*ПРИВЕДЁННЫЙ ТЕКСТ*.
# # #
• 87
  • 91.46
  • 0.84
  • 0.17

«Этот ненавистный камуфляж». Таджикистанцы рассказывают, как пережили гражданскую войну

Новости стран ЦА 0

Читайте и смотрите нас в

Ровно 20 лет назад в Таджикистане официально закончилась гражданская война. 27 июня 1997 года в Москве между правительством республики и объединённой таджикской оппозицией был подписан заключительный документ «Общее соглашение о мире и национальном согласии в Таджикистане». Теперь этот день в республике праздник – День национального единства. А люди привыкли называть его Днём Примирения.

Эта война длилась в республике 5 лет и за это время не только унесла жизни 100 тысяч человек, но и искалечила судьбы миллионов. О том, как это было, нам рассказали очевидцы тех кровавых событий.

Зафар Абдуллаев, блогер

Ощущение войны пришло не сразу. Подросткам, выросшим в абсолютно мирное и безмятежное время, которые знали войну только по книгам, первые ночные выстрелы и БТРы на улицах были почти в радость.

Первый страх пришел в ноябре 1992-го, когда мы всей семьёй стали вынужденными беженцами и ждали поезд Душанбе – Худжанд на перроне. Когда он пришёл, все люди рванули к нему, стали выламывать окна, втаскивать туда свои чемоданы, баулы. Мы с трудом пробрались в поезд, нас раскидало по вагонам и только в Турсунзаде на длительном простое, наша семья смогла объединиться. Это был последний поезд из Душанбе, который пропустили через регарскую зону, после него железнодорожный путь был попросту разобран местными ополченцами-боевиками. Так мы и проехали сутки, стоя в коридоре вагона, хотя у нас были билеты в купе, но все места были заняты теми, кто туда попал через окна.
# # #
*ПРЕДОСТАВЛЕННЫЕ ДАННЫЕ*.
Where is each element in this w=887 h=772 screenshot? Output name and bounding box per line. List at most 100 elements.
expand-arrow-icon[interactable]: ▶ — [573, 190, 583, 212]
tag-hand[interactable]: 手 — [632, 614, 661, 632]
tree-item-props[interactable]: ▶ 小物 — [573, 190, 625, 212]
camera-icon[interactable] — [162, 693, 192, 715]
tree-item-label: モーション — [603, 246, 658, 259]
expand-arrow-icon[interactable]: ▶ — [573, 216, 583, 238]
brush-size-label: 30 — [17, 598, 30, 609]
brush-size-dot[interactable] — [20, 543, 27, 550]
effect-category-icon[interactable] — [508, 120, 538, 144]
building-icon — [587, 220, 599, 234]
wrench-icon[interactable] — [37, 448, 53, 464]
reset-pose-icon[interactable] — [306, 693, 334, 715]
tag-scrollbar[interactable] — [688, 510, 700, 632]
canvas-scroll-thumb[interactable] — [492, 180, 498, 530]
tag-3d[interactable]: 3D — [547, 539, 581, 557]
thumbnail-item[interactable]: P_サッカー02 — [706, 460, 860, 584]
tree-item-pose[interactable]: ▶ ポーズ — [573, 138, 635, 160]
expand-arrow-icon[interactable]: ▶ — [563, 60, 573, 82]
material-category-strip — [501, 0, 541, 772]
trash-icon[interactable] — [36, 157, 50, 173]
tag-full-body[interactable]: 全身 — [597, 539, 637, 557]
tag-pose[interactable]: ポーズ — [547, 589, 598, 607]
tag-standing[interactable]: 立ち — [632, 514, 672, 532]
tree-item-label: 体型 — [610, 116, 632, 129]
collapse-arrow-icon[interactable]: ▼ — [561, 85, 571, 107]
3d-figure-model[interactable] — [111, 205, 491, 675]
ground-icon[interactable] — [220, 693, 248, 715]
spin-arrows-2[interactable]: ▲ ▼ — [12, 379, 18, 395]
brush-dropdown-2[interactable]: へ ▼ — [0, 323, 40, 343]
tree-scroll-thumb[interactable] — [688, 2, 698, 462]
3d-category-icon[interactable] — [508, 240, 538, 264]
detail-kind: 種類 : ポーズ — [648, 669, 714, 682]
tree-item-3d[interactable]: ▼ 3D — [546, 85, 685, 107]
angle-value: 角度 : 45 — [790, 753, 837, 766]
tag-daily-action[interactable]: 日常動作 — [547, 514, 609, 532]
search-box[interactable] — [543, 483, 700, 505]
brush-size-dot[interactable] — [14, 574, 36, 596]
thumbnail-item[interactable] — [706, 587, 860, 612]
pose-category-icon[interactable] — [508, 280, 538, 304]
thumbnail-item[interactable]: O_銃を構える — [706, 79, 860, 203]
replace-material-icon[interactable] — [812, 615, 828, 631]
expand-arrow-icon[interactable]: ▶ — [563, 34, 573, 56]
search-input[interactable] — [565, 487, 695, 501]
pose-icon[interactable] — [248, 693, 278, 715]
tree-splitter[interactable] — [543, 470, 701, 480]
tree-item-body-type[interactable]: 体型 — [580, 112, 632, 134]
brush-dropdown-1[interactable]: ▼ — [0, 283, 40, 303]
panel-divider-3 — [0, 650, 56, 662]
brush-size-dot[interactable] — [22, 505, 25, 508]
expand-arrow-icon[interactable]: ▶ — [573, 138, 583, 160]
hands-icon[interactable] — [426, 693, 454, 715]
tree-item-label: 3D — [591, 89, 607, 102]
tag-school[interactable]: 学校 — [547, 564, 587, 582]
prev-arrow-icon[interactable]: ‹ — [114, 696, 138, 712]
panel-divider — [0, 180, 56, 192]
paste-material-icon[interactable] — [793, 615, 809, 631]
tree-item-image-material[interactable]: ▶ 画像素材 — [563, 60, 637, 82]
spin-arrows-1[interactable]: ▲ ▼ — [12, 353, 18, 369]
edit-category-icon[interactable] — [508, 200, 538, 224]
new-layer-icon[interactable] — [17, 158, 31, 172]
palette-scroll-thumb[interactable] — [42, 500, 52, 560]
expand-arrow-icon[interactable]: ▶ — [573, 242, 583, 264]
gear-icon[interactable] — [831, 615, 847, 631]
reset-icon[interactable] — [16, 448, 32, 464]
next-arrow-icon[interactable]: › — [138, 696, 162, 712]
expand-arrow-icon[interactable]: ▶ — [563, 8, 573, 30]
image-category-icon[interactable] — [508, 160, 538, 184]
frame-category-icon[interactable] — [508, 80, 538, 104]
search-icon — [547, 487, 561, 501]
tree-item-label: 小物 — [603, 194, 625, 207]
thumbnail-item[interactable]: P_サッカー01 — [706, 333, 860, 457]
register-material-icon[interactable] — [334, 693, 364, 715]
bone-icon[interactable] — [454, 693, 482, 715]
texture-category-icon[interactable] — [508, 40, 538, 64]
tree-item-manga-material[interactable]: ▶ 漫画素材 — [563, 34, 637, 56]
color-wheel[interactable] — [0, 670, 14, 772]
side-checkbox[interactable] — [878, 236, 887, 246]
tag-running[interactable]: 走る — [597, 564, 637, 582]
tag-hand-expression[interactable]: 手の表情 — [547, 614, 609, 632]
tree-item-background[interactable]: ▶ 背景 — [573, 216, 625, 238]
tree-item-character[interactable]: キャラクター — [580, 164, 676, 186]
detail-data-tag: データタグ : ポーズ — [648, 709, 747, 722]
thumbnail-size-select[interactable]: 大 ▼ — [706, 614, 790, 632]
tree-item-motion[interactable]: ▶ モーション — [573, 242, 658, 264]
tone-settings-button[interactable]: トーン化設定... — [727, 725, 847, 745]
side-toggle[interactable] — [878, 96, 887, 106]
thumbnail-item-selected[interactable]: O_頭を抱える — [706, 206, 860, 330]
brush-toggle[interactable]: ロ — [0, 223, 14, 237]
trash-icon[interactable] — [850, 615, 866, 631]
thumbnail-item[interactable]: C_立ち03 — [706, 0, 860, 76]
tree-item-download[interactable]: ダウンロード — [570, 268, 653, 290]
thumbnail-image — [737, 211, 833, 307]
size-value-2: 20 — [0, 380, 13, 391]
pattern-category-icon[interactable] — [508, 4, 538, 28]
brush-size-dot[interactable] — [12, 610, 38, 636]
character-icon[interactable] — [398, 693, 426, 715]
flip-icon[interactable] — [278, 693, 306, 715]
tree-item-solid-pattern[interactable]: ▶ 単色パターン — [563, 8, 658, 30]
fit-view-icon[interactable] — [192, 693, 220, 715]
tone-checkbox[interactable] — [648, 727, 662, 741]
# # #
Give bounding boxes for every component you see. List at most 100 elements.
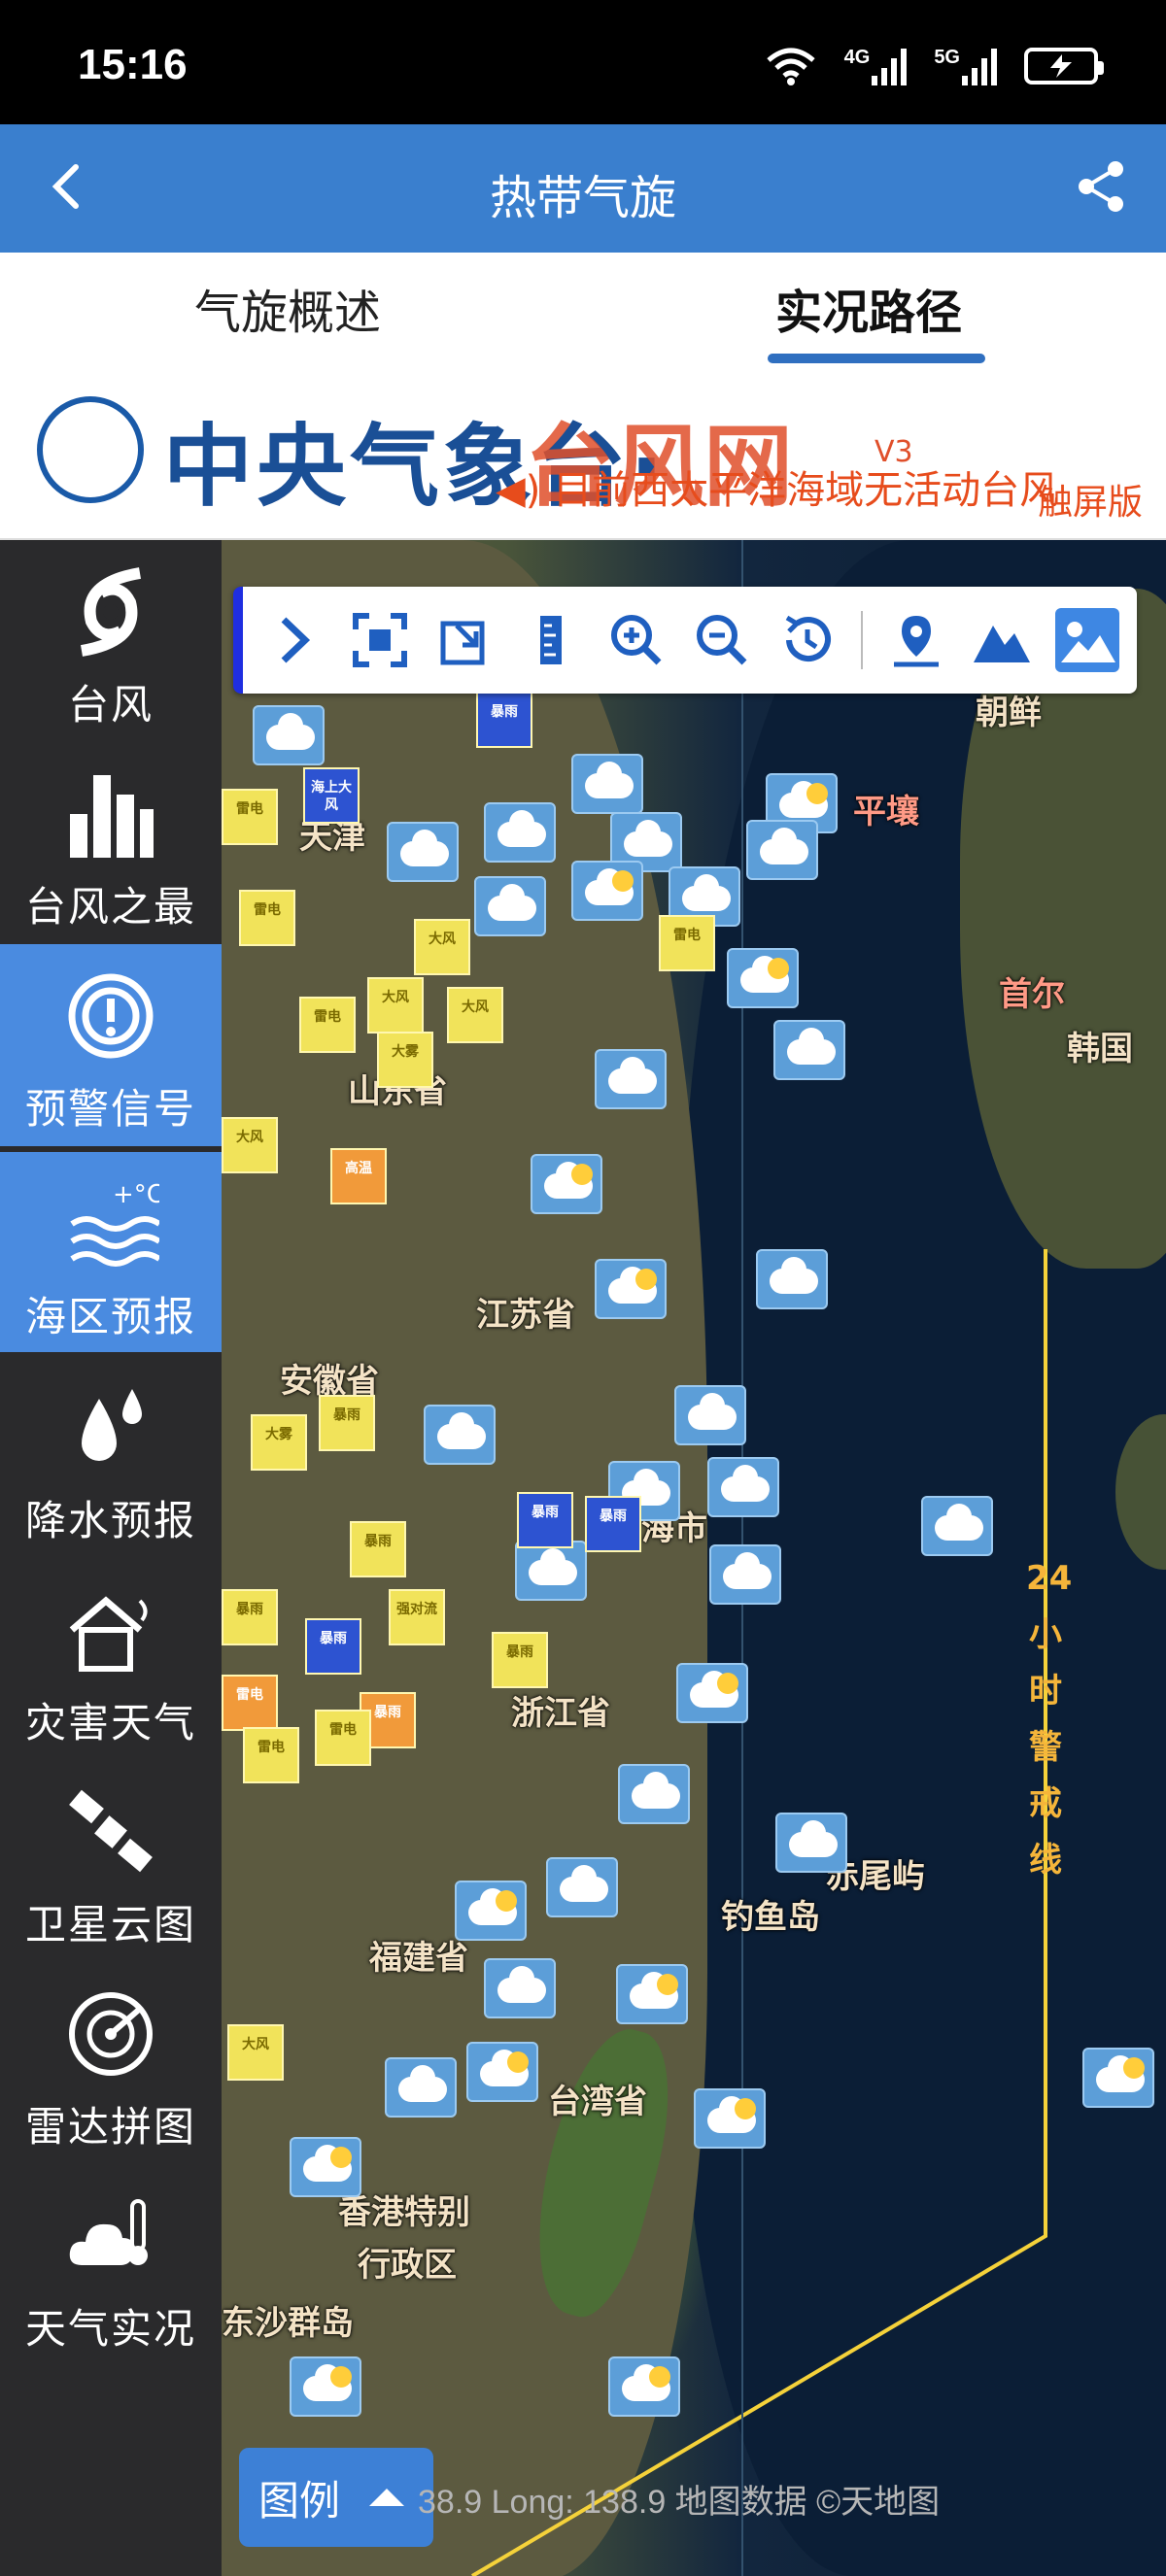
# # #
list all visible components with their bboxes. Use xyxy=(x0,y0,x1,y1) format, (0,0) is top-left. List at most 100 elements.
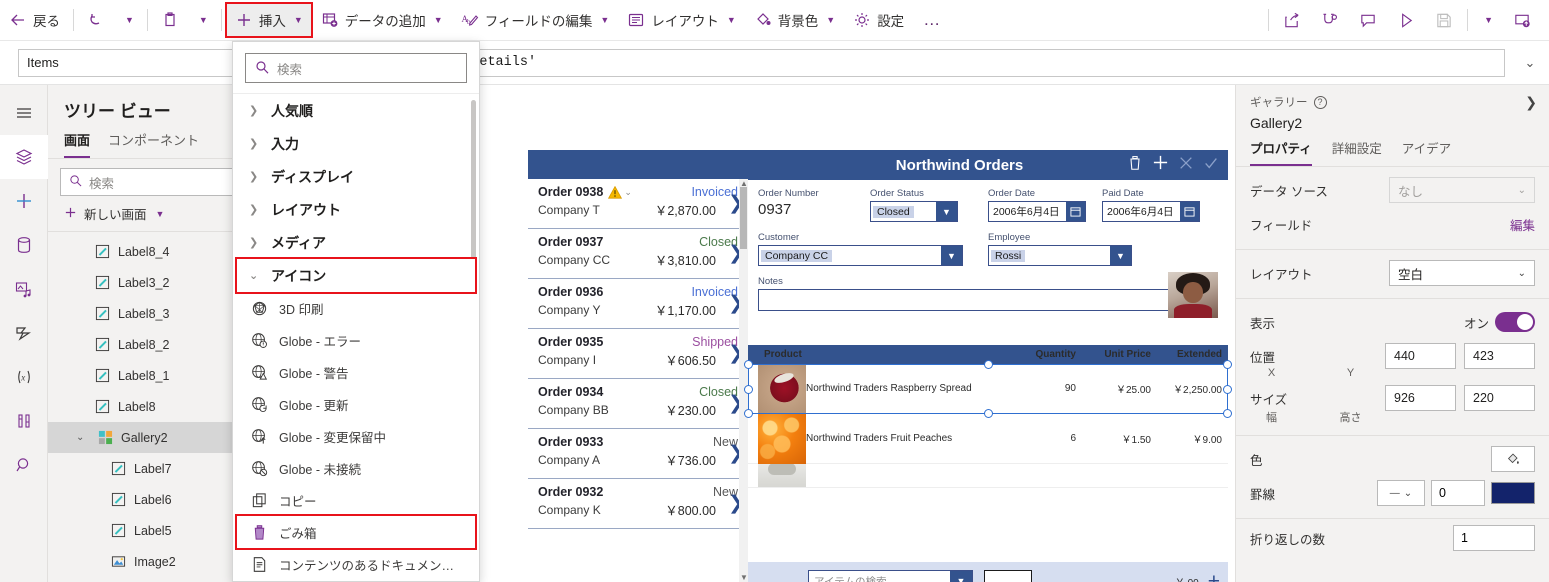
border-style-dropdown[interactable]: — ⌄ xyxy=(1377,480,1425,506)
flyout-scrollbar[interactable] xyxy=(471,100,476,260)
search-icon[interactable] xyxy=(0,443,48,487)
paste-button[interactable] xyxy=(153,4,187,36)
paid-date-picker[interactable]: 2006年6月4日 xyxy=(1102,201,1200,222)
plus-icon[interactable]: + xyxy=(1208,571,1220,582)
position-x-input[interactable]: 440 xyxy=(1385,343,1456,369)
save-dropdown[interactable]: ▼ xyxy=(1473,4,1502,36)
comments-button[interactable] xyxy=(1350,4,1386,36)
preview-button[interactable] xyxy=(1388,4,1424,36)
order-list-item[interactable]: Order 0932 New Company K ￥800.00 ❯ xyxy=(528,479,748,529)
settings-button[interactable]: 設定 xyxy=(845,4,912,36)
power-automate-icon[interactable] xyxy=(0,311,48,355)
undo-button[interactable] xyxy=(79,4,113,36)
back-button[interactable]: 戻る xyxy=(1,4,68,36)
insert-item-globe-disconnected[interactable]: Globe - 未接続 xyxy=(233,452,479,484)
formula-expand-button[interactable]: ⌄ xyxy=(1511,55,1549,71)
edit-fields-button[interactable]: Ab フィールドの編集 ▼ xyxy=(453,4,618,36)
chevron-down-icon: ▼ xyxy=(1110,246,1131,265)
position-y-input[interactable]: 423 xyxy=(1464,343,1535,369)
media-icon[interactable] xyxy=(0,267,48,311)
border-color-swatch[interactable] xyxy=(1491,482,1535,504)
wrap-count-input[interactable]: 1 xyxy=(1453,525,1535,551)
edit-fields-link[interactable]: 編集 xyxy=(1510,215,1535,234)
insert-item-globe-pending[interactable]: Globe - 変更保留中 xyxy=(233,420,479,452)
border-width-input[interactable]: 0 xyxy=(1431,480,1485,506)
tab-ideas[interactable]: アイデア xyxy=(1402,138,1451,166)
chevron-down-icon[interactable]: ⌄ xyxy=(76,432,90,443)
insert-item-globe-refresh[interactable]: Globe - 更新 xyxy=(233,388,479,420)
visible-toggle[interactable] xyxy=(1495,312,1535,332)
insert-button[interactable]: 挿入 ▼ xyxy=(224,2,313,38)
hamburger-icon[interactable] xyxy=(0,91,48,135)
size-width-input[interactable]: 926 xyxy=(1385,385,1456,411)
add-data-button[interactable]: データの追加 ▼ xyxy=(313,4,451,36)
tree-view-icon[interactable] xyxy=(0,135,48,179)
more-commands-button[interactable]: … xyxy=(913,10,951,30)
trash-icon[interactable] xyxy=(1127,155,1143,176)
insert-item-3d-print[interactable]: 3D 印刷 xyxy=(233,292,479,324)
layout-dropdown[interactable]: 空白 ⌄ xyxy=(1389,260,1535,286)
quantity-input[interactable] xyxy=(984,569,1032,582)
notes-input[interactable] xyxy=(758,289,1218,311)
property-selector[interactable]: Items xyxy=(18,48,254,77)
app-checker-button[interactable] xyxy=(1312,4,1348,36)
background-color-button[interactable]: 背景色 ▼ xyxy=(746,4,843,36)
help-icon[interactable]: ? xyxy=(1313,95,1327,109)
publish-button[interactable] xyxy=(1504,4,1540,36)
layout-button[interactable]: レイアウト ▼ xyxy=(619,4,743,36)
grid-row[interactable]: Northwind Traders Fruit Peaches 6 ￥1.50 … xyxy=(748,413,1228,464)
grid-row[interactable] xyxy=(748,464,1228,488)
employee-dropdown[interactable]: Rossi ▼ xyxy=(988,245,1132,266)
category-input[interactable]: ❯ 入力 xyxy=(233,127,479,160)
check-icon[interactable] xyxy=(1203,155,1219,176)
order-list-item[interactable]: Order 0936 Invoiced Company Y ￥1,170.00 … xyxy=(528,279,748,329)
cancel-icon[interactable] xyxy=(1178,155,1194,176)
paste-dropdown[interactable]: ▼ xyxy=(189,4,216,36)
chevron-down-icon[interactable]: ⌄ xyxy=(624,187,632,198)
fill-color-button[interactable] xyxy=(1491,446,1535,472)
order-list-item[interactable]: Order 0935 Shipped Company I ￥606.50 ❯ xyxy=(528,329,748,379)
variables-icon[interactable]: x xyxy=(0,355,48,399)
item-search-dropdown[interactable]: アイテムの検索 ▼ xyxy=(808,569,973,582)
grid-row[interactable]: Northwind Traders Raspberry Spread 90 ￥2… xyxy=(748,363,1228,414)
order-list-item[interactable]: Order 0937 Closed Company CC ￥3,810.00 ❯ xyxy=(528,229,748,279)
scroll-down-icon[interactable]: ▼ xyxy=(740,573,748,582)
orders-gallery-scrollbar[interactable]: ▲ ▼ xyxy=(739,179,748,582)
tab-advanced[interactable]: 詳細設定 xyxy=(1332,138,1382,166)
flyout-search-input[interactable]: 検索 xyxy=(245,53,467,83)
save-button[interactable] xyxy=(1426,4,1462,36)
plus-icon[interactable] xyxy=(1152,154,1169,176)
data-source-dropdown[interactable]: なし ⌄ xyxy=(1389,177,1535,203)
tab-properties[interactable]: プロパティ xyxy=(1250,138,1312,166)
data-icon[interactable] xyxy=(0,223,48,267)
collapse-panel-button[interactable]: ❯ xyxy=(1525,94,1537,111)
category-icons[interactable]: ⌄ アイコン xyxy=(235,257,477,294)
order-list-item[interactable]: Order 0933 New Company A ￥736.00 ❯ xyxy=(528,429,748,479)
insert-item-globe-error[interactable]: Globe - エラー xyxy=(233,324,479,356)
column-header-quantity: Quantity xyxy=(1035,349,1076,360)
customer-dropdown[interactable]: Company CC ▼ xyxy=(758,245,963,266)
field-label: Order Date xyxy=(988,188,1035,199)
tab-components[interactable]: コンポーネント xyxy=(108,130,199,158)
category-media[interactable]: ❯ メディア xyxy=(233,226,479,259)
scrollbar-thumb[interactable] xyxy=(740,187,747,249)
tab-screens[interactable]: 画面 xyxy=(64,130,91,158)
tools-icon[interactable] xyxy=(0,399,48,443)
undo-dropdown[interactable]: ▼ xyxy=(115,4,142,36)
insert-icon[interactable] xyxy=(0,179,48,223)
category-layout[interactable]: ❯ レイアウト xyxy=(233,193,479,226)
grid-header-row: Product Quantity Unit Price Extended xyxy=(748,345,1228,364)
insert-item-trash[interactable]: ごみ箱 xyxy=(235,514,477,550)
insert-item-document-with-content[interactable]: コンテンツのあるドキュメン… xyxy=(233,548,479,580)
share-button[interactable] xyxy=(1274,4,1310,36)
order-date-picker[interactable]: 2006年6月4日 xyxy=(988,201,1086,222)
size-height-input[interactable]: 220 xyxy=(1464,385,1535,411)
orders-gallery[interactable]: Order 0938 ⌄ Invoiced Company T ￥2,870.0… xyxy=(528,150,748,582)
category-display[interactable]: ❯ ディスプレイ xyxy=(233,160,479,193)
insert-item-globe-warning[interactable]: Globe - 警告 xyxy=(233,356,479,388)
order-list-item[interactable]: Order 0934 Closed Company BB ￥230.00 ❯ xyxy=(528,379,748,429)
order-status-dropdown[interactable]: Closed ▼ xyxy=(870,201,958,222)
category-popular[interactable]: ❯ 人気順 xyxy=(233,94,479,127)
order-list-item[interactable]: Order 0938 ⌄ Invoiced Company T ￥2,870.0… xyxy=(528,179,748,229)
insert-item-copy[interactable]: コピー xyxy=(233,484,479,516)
# # #
*ЗАДАНИЯ*.
A - Перепишите фрагмент текста о гражданской войне в Таджикистане от «Читайте и смотрите» до «его Днём Примирения.» включительно, изменив в нём «праздник» на «государственный праздник».
B - Определите, согласуются ли с текстом о гражданской войне в Таджикистане следующие утверждения: (i) война длилась в республике пять лет; (ii) заключительный документ о мире был подписан в Душанбе; (iii) семья Зафара Абдуллаева проехала сутки в купе по своим билетам. Для каждого ответьте «да» или «нет» и приведите решающие слова текста.
Данные представляют собой отдельный материал.

*ОТВЕТЫ*.
A -
Читайте и смотрите нас в

Ровно 20 лет назад в Таджикистане официально закончилась гражданская война. 27 июня 1997 года в Москве между правительством республики и объединённой таджикской оппозицией был подписан заключительный документ «Общее соглашение о мире и национальном согласии в Таджикистане». Теперь этот день в республике государственный праздник – День национального единства. А люди привыкли называть его Днём Примирения.

B -
(i) Да: «Эта война длилась в республике 5 лет».
(ii) Нет: «27 июня 1997 года в Москве между правительством республики и объединённой таджикской оппозицией был подписан заключительный документ».
(iii) Нет: «Так мы и проехали сутки, стоя в коридоре вагона, хотя у нас были билеты в купе».